- [Set exercise] Are you able to retype all the records below exactly?

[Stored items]
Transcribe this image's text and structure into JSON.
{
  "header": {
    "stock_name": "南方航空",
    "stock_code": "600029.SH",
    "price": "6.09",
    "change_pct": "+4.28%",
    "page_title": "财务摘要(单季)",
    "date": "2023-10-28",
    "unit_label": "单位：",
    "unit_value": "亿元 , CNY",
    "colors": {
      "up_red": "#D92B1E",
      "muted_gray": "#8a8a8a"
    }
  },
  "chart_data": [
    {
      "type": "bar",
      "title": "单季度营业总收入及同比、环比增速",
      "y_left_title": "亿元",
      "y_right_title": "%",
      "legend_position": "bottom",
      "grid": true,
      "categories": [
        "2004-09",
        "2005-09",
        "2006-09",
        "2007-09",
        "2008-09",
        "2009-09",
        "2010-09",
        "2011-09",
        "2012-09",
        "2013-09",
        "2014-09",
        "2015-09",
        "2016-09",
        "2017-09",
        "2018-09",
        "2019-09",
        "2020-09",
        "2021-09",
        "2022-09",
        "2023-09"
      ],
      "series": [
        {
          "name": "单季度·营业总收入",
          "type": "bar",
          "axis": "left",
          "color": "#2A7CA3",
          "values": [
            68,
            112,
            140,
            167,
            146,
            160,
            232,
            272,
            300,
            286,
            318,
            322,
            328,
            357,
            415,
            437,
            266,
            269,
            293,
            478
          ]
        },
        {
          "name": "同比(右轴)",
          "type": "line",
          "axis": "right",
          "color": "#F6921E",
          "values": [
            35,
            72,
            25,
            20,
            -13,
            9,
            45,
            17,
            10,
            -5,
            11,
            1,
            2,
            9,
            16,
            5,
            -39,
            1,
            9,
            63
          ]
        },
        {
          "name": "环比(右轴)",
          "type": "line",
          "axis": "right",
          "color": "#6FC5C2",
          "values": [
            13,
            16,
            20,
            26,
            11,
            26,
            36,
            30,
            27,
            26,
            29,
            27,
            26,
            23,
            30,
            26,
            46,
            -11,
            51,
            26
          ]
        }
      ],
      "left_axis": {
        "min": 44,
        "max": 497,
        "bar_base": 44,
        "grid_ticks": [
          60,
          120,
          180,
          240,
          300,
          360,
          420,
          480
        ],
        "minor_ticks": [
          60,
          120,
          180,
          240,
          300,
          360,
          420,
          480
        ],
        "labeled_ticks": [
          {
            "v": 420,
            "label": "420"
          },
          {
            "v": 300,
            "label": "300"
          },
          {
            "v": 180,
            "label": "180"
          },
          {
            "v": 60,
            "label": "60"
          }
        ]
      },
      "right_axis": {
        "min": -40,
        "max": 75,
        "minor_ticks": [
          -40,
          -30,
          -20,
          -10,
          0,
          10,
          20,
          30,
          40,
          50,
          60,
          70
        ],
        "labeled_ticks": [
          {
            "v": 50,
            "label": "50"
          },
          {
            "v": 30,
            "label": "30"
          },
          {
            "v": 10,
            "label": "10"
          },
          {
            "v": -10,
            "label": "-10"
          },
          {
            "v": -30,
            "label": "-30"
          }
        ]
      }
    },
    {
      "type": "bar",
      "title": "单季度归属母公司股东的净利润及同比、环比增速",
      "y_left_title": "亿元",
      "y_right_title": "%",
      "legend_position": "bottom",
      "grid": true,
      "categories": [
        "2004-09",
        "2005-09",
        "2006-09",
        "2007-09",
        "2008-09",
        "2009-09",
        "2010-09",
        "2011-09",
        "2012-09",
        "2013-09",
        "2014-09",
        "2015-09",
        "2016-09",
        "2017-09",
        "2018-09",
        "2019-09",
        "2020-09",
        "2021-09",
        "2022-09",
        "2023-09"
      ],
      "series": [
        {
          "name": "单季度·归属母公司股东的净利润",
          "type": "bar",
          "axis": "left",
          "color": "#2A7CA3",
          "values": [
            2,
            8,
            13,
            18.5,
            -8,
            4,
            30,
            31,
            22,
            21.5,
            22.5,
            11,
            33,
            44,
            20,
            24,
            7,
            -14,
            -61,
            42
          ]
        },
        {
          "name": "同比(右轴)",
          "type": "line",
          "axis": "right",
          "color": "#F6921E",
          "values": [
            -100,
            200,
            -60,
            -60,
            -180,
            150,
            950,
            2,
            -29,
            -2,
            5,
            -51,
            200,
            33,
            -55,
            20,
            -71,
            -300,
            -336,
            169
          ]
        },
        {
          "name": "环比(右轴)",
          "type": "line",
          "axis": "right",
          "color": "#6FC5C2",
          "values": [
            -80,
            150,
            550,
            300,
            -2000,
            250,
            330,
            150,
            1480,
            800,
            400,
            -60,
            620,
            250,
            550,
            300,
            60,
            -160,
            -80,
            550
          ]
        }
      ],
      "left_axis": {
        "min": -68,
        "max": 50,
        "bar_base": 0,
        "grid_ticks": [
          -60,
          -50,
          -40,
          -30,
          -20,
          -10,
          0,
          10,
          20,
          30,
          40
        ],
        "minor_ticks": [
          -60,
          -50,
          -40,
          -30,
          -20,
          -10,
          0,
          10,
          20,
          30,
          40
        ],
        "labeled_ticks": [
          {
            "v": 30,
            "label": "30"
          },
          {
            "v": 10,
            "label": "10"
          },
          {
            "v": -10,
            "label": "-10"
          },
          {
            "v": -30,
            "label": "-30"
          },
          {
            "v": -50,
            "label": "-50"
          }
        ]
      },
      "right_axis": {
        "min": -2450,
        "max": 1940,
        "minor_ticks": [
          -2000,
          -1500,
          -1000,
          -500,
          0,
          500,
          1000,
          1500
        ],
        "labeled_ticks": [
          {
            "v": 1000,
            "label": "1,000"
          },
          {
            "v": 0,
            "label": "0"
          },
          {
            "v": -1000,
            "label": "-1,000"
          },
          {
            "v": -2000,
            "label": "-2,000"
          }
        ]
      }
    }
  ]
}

- [Exercise response]
Transcribe this image's text and structure into JSON.
{
  "header": {
    "stock_name": "南方航空",
    "stock_code": "600029.SH",
    "price": "6.09",
    "change_pct": "+4.28%",
    "page_title": "财务摘要(单季)",
    "date": "2023-10-28",
    "unit_label": "单位：",
    "unit_value": "亿元 , CNY",
    "colors": {
      "up_red": "#D92B1E",
      "muted_gray": "#8a8a8a"
    }
  },
  "chart_data": [
    {
      "type": "bar",
      "title": "单季度营业总收入及同比、环比增速",
      "y_left_title": "亿元",
      "y_right_title": "%",
      "legend_position": "bottom",
      "grid": true,
      "categories": [
        "2004-09",
        "2005-09",
        "2006-09",
        "2007-09",
        "2008-09",
        "2009-09",
        "2010-09",
        "2011-09",
        "2012-09",
        "2013-09",
        "2014-09",
        "2015-09",
        "2016-09",
        "2017-09",
        "2018-09",
        "2019-09",
        "2020-09",
        "2021-09",
        "2022-09",
        "2023-09"
      ],
      "series": [
        {
          "name": "单季度·营业总收入",
          "type": "bar",
          "axis": "left",
          "color": "#2A7CA3",
          "values": [
            68,
            112,
            140,
            167,
            146,
            160,
            232,
            272,
            300,
            286,
            318,
            322,
            328,
            357,
            415,
            437,
            266,
            269,
            293,
            478
          ]
        },
        {
          "name": "同比(右轴)",
          "type": "line",
          "axis": "right",
          "color": "#F6921E",
          "values": [
            35,
            72,
            25,
            20,
            -13,
            9,
            45,
            17,
            10,
            -5,
            11,
            1,
            2,
            9,
            16,
            5,
            -39,
            1,
            9,
            63
          ]
        },
        {
          "name": "环比(右轴)",
          "type": "line",
          "axis": "right",
          "color": "#6FC5C2",
          "values": [
            13,
            16,
            20,
            26,
            11,
            26,
            36,
            30,
            27,
            26,
            29,
            27,
            26,
            23,
            30,
            26,
            46,
            -11,
            51,
            26
          ]
        }
      ],
      "left_axis": {
        "min": 44,
        "max": 497,
        "bar_base": 44,
        "grid_ticks": [
          60,
          120,
          180,
          240,
          300,
          360,
          420,
          480
        ],
        "minor_ticks": [
          60,
          120,
          180,
          240,
          300,
          360,
          420,
          480
        ],
        "labeled_ticks": [
          {
            "v": 420,
            "label": "420"
          },
          {
            "v": 300,
            "label": "300"
          },
          {
            "v": 180,
            "label": "180"
          },
          {
            "v": 60,
            "label": "60"
          }
        ]
      },
      "right_axis": {
        "min": -40,
        "max": 75,
        "minor_ticks": [
          -40,
          -30,
          -20,
          -10,
          0,
          10,
          20,
          30,
          40,
          50,
          60,
          70
        ],
        "labeled_ticks": [
          {
            "v": 50,
            "label": "50"
          },
          {
            "v": 30,
            "label": "30"
          },
          {
            "v": 10,
            "label": "10"
          },
          {
            "v": -10,
            "label": "-10"
          },
          {
            "v": -30,
            "label": "-30"
          }
        ]
      }
    },
    {
      "type": "bar",
      "title": "单季度归属母公司股东的净利润及同比、环比增速",
      "y_left_title": "亿元",
      "y_right_title": "%",
      "legend_position": "bottom",
      "grid": true,
      "categories": [
        "2004-09",
        "2005-09",
        "2006-09",
        "2007-09",
        "2008-09",
        "2009-09",
        "2010-09",
        "2011-09",
        "2012-09",
        "2013-09",
        "2014-09",
        "2015-09",
        "2016-09",
        "2017-09",
        "2018-09",
        "2019-09",
        "2020-09",
        "2021-09",
        "2022-09",
        "2023-09"
      ],
      "series": [
        {
          "name": "单季度·归属母公司股东的净利润",
          "type": "bar",
          "axis": "left",
          "color": "#2A7CA3",
          "values": [
            2,
            8,
            13,
            18.5,
            -8,
            4,
            30,
            31,
            22,
            21.5,
            22.5,
            11,
            33,
            44,
            20,
            24,
            7,
            -14,
            -61,
            42
          ]
        },
        {
          "name": "同比(右轴)",
          "type": "line",
          "axis": "right",
          "color": "#F6921E",
          "values": [
            -100,
            200,
            -60,
            -60,
            -180,
            150,
            950,
            2,
            -29,
            -2,
            5,
            -51,
            200,
            33,
            -55,
            20,
            -71,
            -300,
            -336,
            169
          ]
        },
        {
          "name": "环比(右轴)",
          "type": "line",
          "axis": "right",
          "color": "#6FC5C2",
          "values": [
            -80,
            150,
            550,
            300,
            -2000,
            250,
            330,
            150,
            1480,
            800,
            400,
            -60,
            620,
            250,
            550,
            300,
            60,
            -160,
            -80,
            550
          ]
        }
      ],
      "left_axis": {
        "min": -68,
        "max": 50,
        "bar_base": 0,
        "grid_ticks": [
          -60,
          -50,
          -40,
          -30,
          -20,
          -10,
          0,
          10,
          20,
          30,
          40
        ],
        "minor_ticks": [
          -60,
          -50,
          -40,
          -30,
          -20,
          -10,
          0,
          10,
          20,
          30,
          40
        ],
        "labeled_ticks": [
          {
            "v": 30,
            "label": "30"
          },
          {
            "v": 10,
            "label": "10"
          },
          {
            "v": -10,
            "label": "-10"
          },
          {
            "v": -30,
            "label": "-30"
          },
          {
            "v": -50,
            "label": "-50"
          }
        ]
      },
      "right_axis": {
        "min": -2450,
        "max": 1940,
        "minor_ticks": [
          -2000,
          -1500,
          -1000,
          -500,
          0,
          500,
          1000,
          1500
        ],
        "labeled_ticks": [
          {
            "v": 1000,
            "label": "1,000"
          },
          {
            "v": 0,
            "label": "0"
          },
          {
            "v": -1000,
            "label": "-1,000"
          },
          {
            "v": -2000,
            "label": "-2,000"
          }
        ]
      }
    }
  ]
}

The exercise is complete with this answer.